RECORDS FOR THIS TASK >>
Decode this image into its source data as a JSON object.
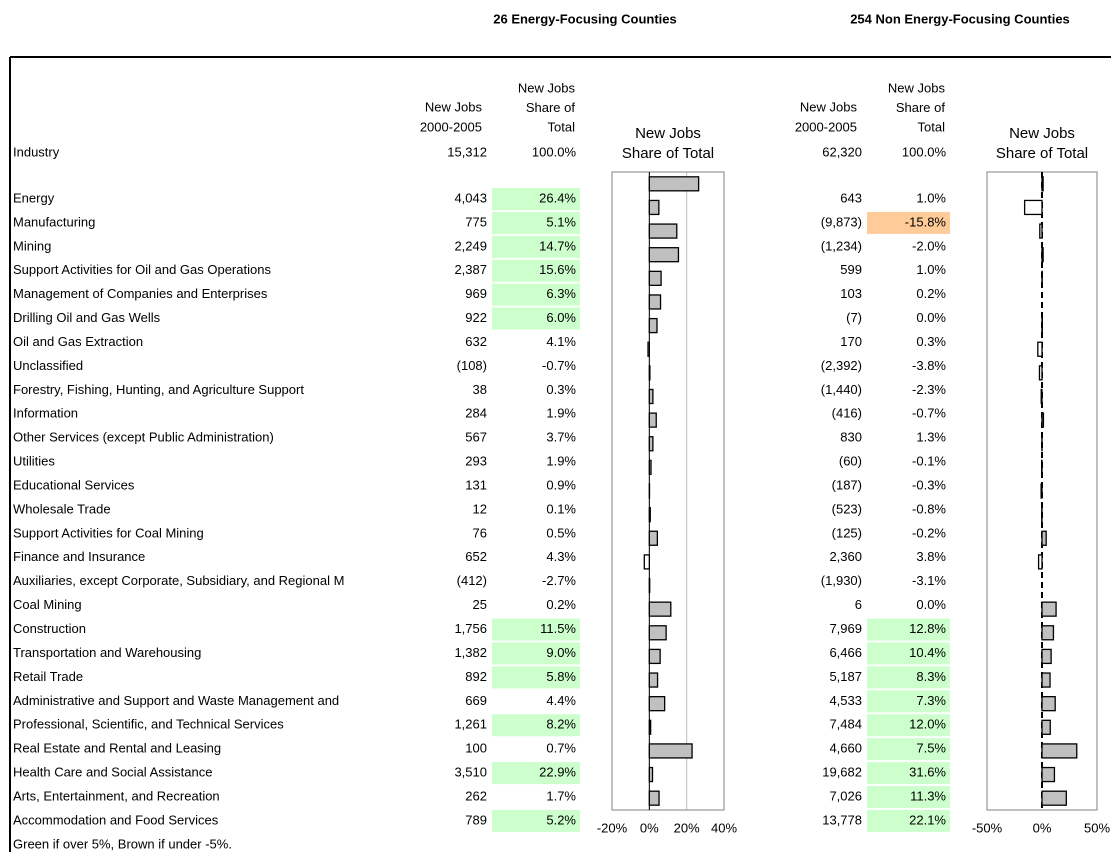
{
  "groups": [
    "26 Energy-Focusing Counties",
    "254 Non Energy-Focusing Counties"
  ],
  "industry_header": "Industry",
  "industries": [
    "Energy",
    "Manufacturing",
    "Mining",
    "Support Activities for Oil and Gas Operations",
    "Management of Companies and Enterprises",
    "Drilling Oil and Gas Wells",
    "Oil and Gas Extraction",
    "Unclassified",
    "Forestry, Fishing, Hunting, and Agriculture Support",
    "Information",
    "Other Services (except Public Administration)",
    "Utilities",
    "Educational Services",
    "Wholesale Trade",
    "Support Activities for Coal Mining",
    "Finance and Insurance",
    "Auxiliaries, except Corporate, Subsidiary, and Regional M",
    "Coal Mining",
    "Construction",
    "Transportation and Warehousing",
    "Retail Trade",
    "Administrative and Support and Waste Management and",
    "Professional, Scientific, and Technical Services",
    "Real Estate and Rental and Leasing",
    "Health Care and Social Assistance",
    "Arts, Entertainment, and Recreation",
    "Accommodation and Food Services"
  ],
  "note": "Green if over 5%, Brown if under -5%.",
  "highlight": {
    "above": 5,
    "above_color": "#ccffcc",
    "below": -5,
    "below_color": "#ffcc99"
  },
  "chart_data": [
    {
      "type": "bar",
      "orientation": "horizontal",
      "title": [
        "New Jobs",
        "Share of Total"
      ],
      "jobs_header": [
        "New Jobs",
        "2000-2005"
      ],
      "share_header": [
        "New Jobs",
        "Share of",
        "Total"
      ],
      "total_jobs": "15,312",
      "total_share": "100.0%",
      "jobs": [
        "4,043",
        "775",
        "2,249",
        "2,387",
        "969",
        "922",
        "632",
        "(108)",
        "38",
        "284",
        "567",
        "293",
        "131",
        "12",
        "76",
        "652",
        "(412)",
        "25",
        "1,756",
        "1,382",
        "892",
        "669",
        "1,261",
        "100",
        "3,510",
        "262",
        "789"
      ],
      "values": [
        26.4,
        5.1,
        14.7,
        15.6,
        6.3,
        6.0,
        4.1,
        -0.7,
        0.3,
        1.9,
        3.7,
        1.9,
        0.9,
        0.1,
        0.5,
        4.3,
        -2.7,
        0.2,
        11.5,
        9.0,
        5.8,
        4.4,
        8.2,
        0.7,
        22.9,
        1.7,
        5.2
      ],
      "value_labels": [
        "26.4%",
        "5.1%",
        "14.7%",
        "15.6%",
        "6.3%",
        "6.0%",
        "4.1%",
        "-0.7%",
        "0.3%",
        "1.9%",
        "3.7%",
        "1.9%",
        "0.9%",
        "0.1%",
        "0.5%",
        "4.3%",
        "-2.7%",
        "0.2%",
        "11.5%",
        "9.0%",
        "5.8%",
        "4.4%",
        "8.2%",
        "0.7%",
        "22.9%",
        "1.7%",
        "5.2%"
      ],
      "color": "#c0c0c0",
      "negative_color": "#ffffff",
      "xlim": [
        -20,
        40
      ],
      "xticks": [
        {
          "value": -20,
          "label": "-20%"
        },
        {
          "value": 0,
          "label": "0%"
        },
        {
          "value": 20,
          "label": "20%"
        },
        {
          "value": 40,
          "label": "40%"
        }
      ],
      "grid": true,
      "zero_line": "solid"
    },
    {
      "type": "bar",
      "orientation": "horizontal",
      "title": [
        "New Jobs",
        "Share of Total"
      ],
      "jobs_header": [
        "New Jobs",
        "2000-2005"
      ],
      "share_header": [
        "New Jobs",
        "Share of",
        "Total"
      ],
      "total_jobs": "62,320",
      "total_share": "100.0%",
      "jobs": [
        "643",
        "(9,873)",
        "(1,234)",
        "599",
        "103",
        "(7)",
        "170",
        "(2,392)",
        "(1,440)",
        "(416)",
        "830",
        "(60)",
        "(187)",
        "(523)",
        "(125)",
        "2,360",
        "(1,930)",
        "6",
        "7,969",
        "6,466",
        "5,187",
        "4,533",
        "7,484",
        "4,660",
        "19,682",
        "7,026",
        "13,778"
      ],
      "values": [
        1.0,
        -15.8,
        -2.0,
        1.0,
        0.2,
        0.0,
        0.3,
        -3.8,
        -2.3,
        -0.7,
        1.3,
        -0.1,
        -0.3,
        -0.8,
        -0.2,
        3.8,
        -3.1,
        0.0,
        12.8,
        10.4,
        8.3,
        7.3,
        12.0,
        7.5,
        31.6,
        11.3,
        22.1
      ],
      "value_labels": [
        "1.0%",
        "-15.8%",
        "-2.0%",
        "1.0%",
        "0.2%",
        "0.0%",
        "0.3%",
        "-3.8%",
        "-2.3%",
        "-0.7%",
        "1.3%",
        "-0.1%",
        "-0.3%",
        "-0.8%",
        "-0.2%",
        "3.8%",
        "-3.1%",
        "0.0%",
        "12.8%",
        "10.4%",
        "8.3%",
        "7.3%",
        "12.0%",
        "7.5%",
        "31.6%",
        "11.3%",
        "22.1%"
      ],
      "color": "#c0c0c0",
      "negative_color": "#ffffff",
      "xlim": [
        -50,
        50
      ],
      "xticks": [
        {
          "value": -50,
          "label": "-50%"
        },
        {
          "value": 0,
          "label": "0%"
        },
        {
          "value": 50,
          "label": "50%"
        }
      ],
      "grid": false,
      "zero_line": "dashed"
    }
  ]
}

TASK >> Copy every line above word for word and exclude the pictures.

FULL RESPONSE >>
Decode this image into its source data as a JSON object.
{
  "groups": [
    "26 Energy-Focusing Counties",
    "254 Non Energy-Focusing Counties"
  ],
  "industry_header": "Industry",
  "industries": [
    "Energy",
    "Manufacturing",
    "Mining",
    "Support Activities for Oil and Gas Operations",
    "Management of Companies and Enterprises",
    "Drilling Oil and Gas Wells",
    "Oil and Gas Extraction",
    "Unclassified",
    "Forestry, Fishing, Hunting, and Agriculture Support",
    "Information",
    "Other Services (except Public Administration)",
    "Utilities",
    "Educational Services",
    "Wholesale Trade",
    "Support Activities for Coal Mining",
    "Finance and Insurance",
    "Auxiliaries, except Corporate, Subsidiary, and Regional M",
    "Coal Mining",
    "Construction",
    "Transportation and Warehousing",
    "Retail Trade",
    "Administrative and Support and Waste Management and",
    "Professional, Scientific, and Technical Services",
    "Real Estate and Rental and Leasing",
    "Health Care and Social Assistance",
    "Arts, Entertainment, and Recreation",
    "Accommodation and Food Services"
  ],
  "note": "Green if over 5%, Brown if under -5%.",
  "highlight": {
    "above": 5,
    "above_color": "#ccffcc",
    "below": -5,
    "below_color": "#ffcc99"
  },
  "chart_data": [
    {
      "type": "bar",
      "orientation": "horizontal",
      "title": [
        "New Jobs",
        "Share of Total"
      ],
      "jobs_header": [
        "New Jobs",
        "2000-2005"
      ],
      "share_header": [
        "New Jobs",
        "Share of",
        "Total"
      ],
      "total_jobs": "15,312",
      "total_share": "100.0%",
      "jobs": [
        "4,043",
        "775",
        "2,249",
        "2,387",
        "969",
        "922",
        "632",
        "(108)",
        "38",
        "284",
        "567",
        "293",
        "131",
        "12",
        "76",
        "652",
        "(412)",
        "25",
        "1,756",
        "1,382",
        "892",
        "669",
        "1,261",
        "100",
        "3,510",
        "262",
        "789"
      ],
      "values": [
        26.4,
        5.1,
        14.7,
        15.6,
        6.3,
        6.0,
        4.1,
        -0.7,
        0.3,
        1.9,
        3.7,
        1.9,
        0.9,
        0.1,
        0.5,
        4.3,
        -2.7,
        0.2,
        11.5,
        9.0,
        5.8,
        4.4,
        8.2,
        0.7,
        22.9,
        1.7,
        5.2
      ],
      "value_labels": [
        "26.4%",
        "5.1%",
        "14.7%",
        "15.6%",
        "6.3%",
        "6.0%",
        "4.1%",
        "-0.7%",
        "0.3%",
        "1.9%",
        "3.7%",
        "1.9%",
        "0.9%",
        "0.1%",
        "0.5%",
        "4.3%",
        "-2.7%",
        "0.2%",
        "11.5%",
        "9.0%",
        "5.8%",
        "4.4%",
        "8.2%",
        "0.7%",
        "22.9%",
        "1.7%",
        "5.2%"
      ],
      "color": "#c0c0c0",
      "negative_color": "#ffffff",
      "xlim": [
        -20,
        40
      ],
      "xticks": [
        {
          "value": -20,
          "label": "-20%"
        },
        {
          "value": 0,
          "label": "0%"
        },
        {
          "value": 20,
          "label": "20%"
        },
        {
          "value": 40,
          "label": "40%"
        }
      ],
      "grid": true,
      "zero_line": "solid"
    },
    {
      "type": "bar",
      "orientation": "horizontal",
      "title": [
        "New Jobs",
        "Share of Total"
      ],
      "jobs_header": [
        "New Jobs",
        "2000-2005"
      ],
      "share_header": [
        "New Jobs",
        "Share of",
        "Total"
      ],
      "total_jobs": "62,320",
      "total_share": "100.0%",
      "jobs": [
        "643",
        "(9,873)",
        "(1,234)",
        "599",
        "103",
        "(7)",
        "170",
        "(2,392)",
        "(1,440)",
        "(416)",
        "830",
        "(60)",
        "(187)",
        "(523)",
        "(125)",
        "2,360",
        "(1,930)",
        "6",
        "7,969",
        "6,466",
        "5,187",
        "4,533",
        "7,484",
        "4,660",
        "19,682",
        "7,026",
        "13,778"
      ],
      "values": [
        1.0,
        -15.8,
        -2.0,
        1.0,
        0.2,
        0.0,
        0.3,
        -3.8,
        -2.3,
        -0.7,
        1.3,
        -0.1,
        -0.3,
        -0.8,
        -0.2,
        3.8,
        -3.1,
        0.0,
        12.8,
        10.4,
        8.3,
        7.3,
        12.0,
        7.5,
        31.6,
        11.3,
        22.1
      ],
      "value_labels": [
        "1.0%",
        "-15.8%",
        "-2.0%",
        "1.0%",
        "0.2%",
        "0.0%",
        "0.3%",
        "-3.8%",
        "-2.3%",
        "-0.7%",
        "1.3%",
        "-0.1%",
        "-0.3%",
        "-0.8%",
        "-0.2%",
        "3.8%",
        "-3.1%",
        "0.0%",
        "12.8%",
        "10.4%",
        "8.3%",
        "7.3%",
        "12.0%",
        "7.5%",
        "31.6%",
        "11.3%",
        "22.1%"
      ],
      "color": "#c0c0c0",
      "negative_color": "#ffffff",
      "xlim": [
        -50,
        50
      ],
      "xticks": [
        {
          "value": -50,
          "label": "-50%"
        },
        {
          "value": 0,
          "label": "0%"
        },
        {
          "value": 50,
          "label": "50%"
        }
      ],
      "grid": false,
      "zero_line": "dashed"
    }
  ]
}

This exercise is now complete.